YOUR GOAL -
From the entries below, work out the number of lines that hold the word "percent", and give that number alone.

═════ INPUT DATA

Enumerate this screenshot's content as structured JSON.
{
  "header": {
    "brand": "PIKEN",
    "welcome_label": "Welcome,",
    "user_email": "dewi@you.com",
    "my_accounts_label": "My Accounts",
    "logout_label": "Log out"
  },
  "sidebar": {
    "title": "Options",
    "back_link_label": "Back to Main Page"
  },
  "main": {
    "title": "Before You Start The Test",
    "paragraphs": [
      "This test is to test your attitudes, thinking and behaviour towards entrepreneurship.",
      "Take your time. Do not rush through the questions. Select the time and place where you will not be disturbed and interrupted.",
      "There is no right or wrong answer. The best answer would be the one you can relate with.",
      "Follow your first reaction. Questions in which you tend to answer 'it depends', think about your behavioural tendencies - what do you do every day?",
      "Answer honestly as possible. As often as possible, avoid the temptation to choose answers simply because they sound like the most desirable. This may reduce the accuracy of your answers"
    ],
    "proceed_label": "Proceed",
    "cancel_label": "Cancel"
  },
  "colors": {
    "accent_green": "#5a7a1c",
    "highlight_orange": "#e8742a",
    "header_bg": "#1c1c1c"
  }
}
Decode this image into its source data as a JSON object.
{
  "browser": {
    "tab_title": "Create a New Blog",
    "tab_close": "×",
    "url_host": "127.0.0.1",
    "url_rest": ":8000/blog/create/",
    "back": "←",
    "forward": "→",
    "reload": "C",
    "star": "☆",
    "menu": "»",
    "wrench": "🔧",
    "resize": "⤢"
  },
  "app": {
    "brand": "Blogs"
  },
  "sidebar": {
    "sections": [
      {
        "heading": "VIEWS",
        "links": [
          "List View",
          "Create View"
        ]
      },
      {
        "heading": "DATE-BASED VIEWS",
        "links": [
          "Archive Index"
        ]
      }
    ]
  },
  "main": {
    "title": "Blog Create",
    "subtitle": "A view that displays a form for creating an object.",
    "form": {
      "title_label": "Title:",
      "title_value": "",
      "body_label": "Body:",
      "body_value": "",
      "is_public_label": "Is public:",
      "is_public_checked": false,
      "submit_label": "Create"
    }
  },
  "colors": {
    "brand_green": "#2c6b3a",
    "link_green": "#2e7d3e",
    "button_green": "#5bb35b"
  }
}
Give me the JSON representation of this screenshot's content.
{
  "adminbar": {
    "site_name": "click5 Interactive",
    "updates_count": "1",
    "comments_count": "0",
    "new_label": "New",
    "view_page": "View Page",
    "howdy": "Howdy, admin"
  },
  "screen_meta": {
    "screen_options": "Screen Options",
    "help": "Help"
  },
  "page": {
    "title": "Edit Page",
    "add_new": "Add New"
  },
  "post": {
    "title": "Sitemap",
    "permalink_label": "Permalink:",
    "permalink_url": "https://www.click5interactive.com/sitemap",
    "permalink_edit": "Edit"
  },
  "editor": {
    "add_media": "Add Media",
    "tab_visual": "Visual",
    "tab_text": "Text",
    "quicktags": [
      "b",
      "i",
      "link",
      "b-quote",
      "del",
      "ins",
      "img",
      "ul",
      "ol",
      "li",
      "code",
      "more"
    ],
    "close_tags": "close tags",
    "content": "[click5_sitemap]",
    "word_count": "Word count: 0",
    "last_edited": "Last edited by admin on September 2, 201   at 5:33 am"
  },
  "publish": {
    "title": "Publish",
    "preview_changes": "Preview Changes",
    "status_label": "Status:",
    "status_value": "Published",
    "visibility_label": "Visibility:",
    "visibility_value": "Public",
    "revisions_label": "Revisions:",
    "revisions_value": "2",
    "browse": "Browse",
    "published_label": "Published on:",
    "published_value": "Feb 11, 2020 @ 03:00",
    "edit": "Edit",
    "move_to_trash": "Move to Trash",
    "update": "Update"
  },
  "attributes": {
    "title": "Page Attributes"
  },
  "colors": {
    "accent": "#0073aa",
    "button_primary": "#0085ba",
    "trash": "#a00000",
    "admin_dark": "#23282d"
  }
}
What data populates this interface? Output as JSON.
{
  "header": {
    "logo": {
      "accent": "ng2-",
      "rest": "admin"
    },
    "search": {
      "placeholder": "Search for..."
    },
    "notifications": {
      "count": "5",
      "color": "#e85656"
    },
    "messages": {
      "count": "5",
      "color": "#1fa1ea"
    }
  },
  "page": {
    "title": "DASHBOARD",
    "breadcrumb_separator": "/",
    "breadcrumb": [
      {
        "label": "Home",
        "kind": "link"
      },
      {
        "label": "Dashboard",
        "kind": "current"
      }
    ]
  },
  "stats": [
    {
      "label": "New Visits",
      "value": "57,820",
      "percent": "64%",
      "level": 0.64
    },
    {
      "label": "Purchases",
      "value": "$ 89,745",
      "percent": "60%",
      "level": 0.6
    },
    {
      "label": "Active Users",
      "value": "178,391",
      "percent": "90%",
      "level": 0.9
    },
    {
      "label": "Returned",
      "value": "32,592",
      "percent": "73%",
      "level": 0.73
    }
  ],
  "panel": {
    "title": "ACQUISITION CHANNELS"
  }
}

══════════
═════ INPUT DATA

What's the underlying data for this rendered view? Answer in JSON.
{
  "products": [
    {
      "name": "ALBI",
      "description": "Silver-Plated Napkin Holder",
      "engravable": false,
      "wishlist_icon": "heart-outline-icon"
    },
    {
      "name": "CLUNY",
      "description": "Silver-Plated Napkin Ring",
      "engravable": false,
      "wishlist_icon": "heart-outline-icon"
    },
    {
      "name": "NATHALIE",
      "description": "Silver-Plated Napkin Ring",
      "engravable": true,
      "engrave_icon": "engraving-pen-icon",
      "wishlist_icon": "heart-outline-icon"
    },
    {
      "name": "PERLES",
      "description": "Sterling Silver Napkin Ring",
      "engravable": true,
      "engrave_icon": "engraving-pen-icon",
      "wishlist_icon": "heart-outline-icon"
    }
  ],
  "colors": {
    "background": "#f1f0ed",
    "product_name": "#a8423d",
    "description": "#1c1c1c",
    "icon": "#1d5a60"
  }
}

══════════
═════ INPUT DATA

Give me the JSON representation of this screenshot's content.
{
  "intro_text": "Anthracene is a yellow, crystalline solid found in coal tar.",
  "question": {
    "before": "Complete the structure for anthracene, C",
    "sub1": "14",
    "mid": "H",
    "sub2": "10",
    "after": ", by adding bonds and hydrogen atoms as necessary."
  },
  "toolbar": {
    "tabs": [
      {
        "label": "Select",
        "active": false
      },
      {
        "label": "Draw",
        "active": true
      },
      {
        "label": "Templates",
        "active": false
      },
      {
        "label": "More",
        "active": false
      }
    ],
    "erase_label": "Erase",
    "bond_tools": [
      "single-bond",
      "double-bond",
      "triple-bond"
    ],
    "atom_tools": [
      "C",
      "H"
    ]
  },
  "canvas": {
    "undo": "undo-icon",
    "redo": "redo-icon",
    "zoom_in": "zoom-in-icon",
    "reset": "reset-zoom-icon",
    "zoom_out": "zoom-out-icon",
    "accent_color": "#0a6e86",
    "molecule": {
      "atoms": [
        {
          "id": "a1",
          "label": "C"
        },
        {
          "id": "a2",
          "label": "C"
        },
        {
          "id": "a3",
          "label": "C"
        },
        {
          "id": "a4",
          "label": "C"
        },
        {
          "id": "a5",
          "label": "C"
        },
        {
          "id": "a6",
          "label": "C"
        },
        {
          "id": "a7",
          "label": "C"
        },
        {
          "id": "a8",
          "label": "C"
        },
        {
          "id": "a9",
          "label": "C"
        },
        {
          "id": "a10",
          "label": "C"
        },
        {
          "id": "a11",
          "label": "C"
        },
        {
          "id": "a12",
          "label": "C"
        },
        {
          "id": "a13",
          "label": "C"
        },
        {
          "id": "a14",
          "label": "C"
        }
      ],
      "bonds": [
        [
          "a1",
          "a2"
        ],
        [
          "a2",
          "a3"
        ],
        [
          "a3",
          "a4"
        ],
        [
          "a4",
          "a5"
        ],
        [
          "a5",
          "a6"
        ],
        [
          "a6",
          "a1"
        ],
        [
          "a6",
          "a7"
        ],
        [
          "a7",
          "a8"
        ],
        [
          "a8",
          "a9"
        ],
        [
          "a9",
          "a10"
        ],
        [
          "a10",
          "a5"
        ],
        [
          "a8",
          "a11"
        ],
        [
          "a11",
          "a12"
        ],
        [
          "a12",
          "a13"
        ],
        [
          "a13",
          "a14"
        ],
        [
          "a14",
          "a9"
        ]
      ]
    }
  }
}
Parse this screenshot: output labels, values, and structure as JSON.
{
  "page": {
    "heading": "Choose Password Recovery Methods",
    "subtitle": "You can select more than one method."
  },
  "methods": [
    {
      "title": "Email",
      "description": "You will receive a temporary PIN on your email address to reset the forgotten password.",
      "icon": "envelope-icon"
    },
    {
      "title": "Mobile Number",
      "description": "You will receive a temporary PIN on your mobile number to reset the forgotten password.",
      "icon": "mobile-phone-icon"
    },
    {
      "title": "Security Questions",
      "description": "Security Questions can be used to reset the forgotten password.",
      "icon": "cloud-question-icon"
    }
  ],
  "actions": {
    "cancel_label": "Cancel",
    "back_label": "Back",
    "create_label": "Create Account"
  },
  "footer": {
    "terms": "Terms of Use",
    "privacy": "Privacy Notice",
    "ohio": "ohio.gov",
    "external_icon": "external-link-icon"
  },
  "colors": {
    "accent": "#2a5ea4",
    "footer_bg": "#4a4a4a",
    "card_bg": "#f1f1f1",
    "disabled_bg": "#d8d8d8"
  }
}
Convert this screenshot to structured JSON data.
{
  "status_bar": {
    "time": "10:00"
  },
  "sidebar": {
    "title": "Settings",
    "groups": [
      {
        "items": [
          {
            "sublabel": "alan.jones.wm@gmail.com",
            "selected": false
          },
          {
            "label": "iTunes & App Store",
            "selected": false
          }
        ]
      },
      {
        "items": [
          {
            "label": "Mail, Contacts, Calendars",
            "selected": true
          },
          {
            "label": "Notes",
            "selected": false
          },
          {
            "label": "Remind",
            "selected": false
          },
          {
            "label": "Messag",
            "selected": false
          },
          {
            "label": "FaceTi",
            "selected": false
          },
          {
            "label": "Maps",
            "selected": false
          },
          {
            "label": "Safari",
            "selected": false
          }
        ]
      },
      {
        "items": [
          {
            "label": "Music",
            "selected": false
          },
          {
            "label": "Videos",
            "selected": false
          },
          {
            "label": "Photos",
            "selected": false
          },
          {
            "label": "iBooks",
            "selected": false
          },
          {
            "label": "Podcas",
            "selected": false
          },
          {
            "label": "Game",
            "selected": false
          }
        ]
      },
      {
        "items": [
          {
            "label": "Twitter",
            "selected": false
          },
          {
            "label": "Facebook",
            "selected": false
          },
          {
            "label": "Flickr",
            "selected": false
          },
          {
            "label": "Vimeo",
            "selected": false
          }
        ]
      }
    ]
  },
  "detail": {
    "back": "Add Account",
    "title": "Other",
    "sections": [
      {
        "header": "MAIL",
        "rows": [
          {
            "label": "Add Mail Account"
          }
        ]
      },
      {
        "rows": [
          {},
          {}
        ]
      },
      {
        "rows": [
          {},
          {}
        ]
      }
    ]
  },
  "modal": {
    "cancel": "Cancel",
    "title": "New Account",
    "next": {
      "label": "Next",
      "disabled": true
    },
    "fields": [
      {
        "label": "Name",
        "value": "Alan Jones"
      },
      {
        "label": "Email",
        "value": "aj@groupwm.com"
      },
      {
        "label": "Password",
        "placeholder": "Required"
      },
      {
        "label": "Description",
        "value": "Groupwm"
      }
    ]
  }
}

══════════

IN RESPONSE -
4